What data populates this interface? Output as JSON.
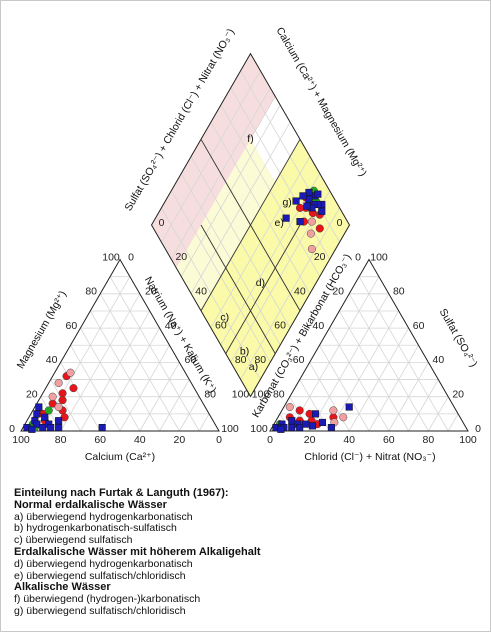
{
  "chart_data": {
    "type": "scatter",
    "subtype": "piper-diagram",
    "cation_triangle": {
      "bottom_label": "Calcium (Ca²⁺)",
      "left_label": "Magnesium (Mg²⁺)",
      "right_label": "Natrium (Na⁺) + Kalium (K⁺)",
      "ticks": [
        "0",
        "20",
        "40",
        "60",
        "80",
        "100"
      ]
    },
    "anion_triangle": {
      "bottom_label": "Chlorid (Cl⁻) + Nitrat (NO₃⁻)",
      "left_label": "Karbonat (CO₃²⁻) + Bikarbonat (HCO₃⁻)",
      "right_label": "Sulfat (SO₄²⁻)",
      "ticks": [
        "0",
        "20",
        "40",
        "60",
        "80",
        "100"
      ]
    },
    "diamond": {
      "upper_left_label": "Sulfat (SO₄²⁻) + Chlorid (Cl⁻) + Nitrat (NO₃⁻)",
      "upper_right_label": "Calcium (Ca²⁺) + Magnesium (Mg²⁺)",
      "fields": [
        {
          "id": "a",
          "label": "a)",
          "color": "#f7dede"
        },
        {
          "id": "b",
          "label": "b)",
          "color": "#f7dede"
        },
        {
          "id": "c",
          "label": "c)",
          "color": "#f7dede"
        },
        {
          "id": "d",
          "label": "d)",
          "color": "#fbfbd6"
        },
        {
          "id": "e",
          "label": "e)",
          "color": "#fbfbd6"
        },
        {
          "id": "f",
          "label": "f)",
          "color": "#fafaa8"
        },
        {
          "id": "g",
          "label": "g)",
          "color": "#fafaa8"
        }
      ]
    },
    "series": [
      {
        "marker": "circle",
        "color": "#e8141c",
        "cations": [
          [
            6,
            10
          ],
          [
            8,
            16
          ],
          [
            10,
            22
          ],
          [
            12,
            18
          ],
          [
            14,
            25
          ],
          [
            7,
            32
          ],
          [
            9,
            6
          ],
          [
            15,
            12
          ],
          [
            18,
            8
          ]
        ],
        "anions": [
          [
            4,
            3
          ],
          [
            6,
            8
          ],
          [
            9,
            12
          ],
          [
            12,
            6
          ],
          [
            15,
            10
          ],
          [
            18,
            6
          ],
          [
            22,
            4
          ],
          [
            28,
            8
          ]
        ],
        "diamond": [
          [
            12,
            82
          ],
          [
            15,
            78
          ],
          [
            17,
            73
          ],
          [
            20,
            70
          ],
          [
            14,
            70
          ],
          [
            16,
            86
          ],
          [
            11,
            74
          ],
          [
            22,
            76
          ]
        ]
      },
      {
        "marker": "circle",
        "color": "#f0a0a0",
        "cations": [
          [
            5,
            28
          ],
          [
            8,
            34
          ],
          [
            6,
            20
          ],
          [
            12,
            14
          ]
        ],
        "anions": [
          [
            30,
            5
          ],
          [
            26,
            12
          ],
          [
            33,
            8
          ],
          [
            3,
            14
          ]
        ],
        "diamond": [
          [
            26,
            88
          ],
          [
            22,
            83
          ],
          [
            18,
            80
          ]
        ]
      },
      {
        "marker": "circle",
        "color": "#22aa22",
        "cations": [
          [
            4,
            4
          ],
          [
            8,
            12
          ],
          [
            6,
            2
          ]
        ],
        "anions": [
          [
            3,
            4
          ]
        ],
        "diamond": [
          [
            10,
            76
          ],
          [
            8,
            72
          ]
        ]
      },
      {
        "marker": "square",
        "color": "#1a1ab4",
        "cations": [
          [
            2,
            2
          ],
          [
            4,
            6
          ],
          [
            6,
            4
          ],
          [
            8,
            8
          ],
          [
            10,
            2
          ],
          [
            3,
            10
          ],
          [
            12,
            4
          ],
          [
            14,
            2
          ],
          [
            16,
            6
          ],
          [
            18,
            2
          ],
          [
            5,
            1
          ],
          [
            40,
            2
          ],
          [
            2,
            14
          ]
        ],
        "anions": [
          [
            2,
            2
          ],
          [
            4,
            4
          ],
          [
            6,
            2
          ],
          [
            8,
            6
          ],
          [
            10,
            2
          ],
          [
            12,
            4
          ],
          [
            14,
            2
          ],
          [
            16,
            4
          ],
          [
            20,
            3
          ],
          [
            24,
            5
          ],
          [
            30,
            2
          ],
          [
            33,
            14
          ],
          [
            5,
            1
          ],
          [
            18,
            10
          ]
        ],
        "diamond": [
          [
            8,
            80
          ],
          [
            10,
            78
          ],
          [
            12,
            76
          ],
          [
            9,
            74
          ],
          [
            11,
            70
          ],
          [
            7,
            75
          ],
          [
            13,
            72
          ],
          [
            14,
            76
          ],
          [
            10,
            82
          ],
          [
            16,
            73
          ],
          [
            15,
            68
          ],
          [
            20,
            66
          ],
          [
            24,
            74
          ],
          [
            30,
            66
          ]
        ]
      }
    ]
  },
  "legend": {
    "title": "Einteilung nach Furtak & Languth (1967):",
    "group1": "Normal erdalkalische Wässer",
    "a": "a) überwiegend hydrogenkarbonatisch",
    "b": "b) hydrogenkarbonatisch-sulfatisch",
    "c": "c) überwiegend sulfatisch",
    "group2": "Erdalkalische Wässer mit höherem Alkaligehalt",
    "d": "d) überwiegend hydrogenkarbonatisch",
    "e": "e) überwiegend sulfatisch/chloridisch",
    "group3": "Alkalische Wässer",
    "f": "f)  überwiegend (hydrogen-)karbonatisch",
    "g": "g)  überwiegend sulfatisch/chloridisch"
  }
}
* * * * * * * * *
**Brief:** Identify each line containing the string "Nitrat" and copy it out.

**Response to the exercise:**
      "bottom_label": "Chlorid (Cl⁻) + Nitrat (NO₃⁻)",
      "upper_left_label": "Sulfat (SO₄²⁻) + Chlorid (Cl⁻) + Nitrat (NO₃⁻)",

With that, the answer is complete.